+++ PROVIDED MATERIAL +++

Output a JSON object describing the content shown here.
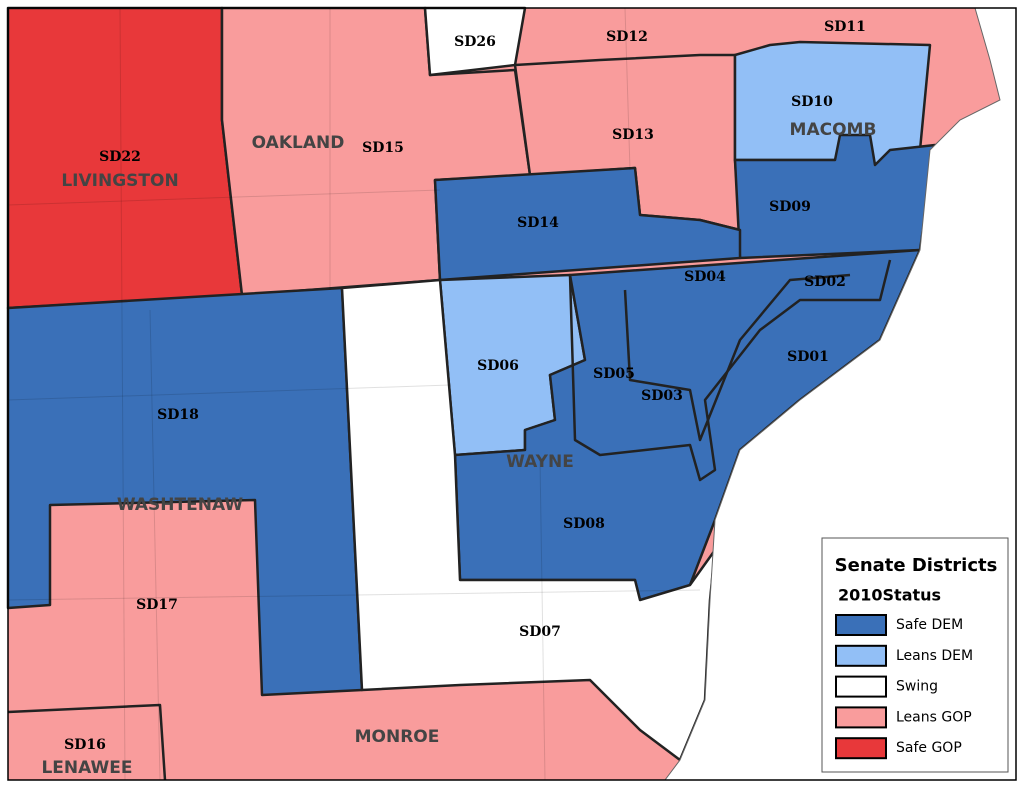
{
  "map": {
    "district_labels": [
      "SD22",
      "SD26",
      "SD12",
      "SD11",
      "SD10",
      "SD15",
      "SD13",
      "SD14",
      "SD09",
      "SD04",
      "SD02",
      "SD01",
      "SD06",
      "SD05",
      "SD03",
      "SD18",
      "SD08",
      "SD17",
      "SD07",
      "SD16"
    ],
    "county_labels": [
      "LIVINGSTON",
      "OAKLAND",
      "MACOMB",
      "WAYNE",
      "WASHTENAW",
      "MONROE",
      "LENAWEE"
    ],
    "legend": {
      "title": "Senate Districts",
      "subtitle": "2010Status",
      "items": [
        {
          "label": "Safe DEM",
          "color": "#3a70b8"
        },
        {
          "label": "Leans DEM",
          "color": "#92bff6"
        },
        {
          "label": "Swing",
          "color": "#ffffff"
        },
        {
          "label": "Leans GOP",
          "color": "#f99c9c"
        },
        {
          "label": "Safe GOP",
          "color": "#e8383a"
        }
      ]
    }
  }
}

+++
+++ PROVIDED MATERIAL +++

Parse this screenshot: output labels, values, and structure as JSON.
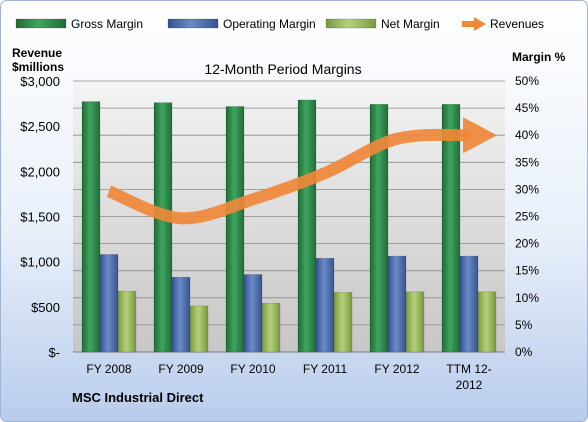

+++
+++ PROVIDED MATERIAL +++

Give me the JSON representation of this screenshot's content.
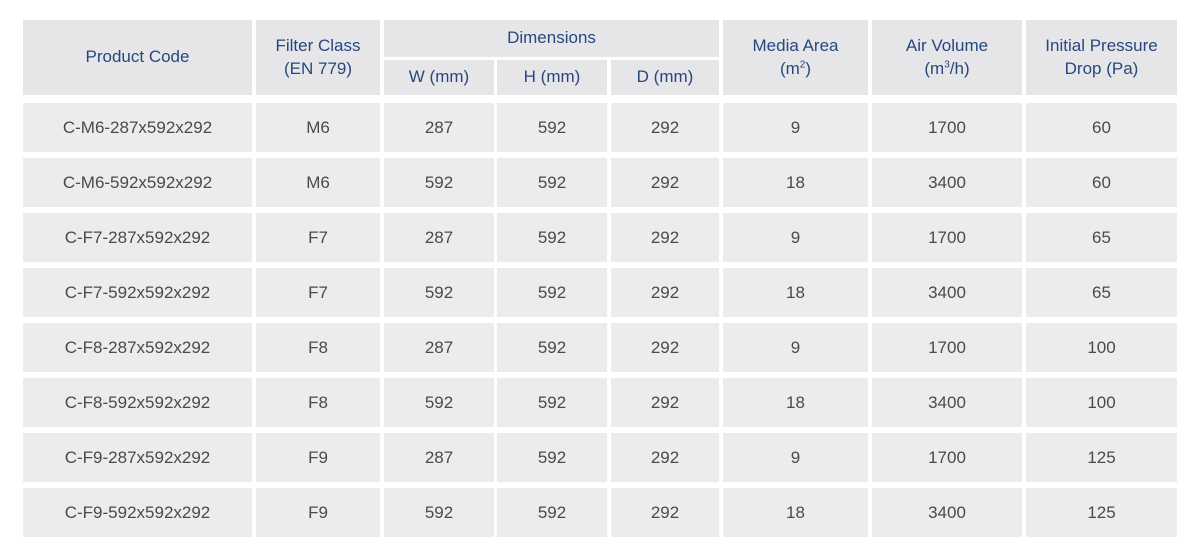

+++

SHORT TASK:
Show the lines of the material that contain the word "this".

RESPONSE TO THE TASK:
Parse this screenshot: output labels, values, and structure as JSON.
Give me the JSON representation of this screenshot's content.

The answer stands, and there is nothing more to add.